* [DATA LINES]:
★ ★ ★ ★ ★

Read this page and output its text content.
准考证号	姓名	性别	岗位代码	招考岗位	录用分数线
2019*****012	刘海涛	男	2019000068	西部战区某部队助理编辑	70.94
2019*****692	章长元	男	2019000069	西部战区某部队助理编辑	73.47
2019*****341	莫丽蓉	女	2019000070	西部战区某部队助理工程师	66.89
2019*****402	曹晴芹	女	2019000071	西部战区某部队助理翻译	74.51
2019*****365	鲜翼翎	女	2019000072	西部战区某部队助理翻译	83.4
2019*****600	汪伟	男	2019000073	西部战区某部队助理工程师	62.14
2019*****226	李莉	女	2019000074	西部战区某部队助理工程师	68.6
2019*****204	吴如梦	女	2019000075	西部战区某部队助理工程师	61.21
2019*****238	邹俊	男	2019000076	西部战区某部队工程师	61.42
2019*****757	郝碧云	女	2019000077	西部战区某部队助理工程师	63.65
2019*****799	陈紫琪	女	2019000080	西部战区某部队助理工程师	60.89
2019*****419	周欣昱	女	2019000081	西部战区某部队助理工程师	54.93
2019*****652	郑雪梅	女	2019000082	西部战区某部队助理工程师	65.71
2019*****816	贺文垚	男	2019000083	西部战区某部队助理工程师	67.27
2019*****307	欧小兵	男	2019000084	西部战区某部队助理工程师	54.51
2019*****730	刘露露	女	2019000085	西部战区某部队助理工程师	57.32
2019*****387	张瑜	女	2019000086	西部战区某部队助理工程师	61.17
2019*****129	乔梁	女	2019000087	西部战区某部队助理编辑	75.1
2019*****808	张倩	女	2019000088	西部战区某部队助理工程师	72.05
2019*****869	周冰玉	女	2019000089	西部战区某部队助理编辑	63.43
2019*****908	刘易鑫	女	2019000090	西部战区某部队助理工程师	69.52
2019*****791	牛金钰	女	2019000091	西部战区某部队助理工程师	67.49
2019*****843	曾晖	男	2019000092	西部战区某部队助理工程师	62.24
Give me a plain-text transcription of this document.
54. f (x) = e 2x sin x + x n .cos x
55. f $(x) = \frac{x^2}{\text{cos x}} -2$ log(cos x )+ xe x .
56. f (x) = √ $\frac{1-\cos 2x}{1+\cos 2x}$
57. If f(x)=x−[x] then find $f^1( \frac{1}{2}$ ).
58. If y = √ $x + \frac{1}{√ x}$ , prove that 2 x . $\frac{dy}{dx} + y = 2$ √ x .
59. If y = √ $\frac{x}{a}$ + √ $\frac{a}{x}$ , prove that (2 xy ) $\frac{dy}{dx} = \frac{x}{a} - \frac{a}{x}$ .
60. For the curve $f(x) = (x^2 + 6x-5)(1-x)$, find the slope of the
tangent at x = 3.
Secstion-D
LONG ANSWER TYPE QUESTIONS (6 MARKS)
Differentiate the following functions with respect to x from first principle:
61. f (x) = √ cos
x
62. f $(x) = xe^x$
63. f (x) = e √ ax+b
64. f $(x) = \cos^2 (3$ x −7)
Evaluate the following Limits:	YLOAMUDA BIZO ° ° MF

★ ★ ★ ★ ★

* [REQUEST]:
List the lines of the material in which the word "西部战区某部队助理编辑" occurs.

* [OUTPUT BELOW]:
2019*****012	刘海涛	男	2019000068	西部战区某部队助理编辑	70.94
2019*****692	章长元	男	2019000069	西部战区某部队助理编辑	73.47
2019*****129	乔梁	女	2019000087	西部战区某部队助理编辑	75.1
2019*****869	周冰玉	女	2019000089	西部战区某部队助理编辑	63.43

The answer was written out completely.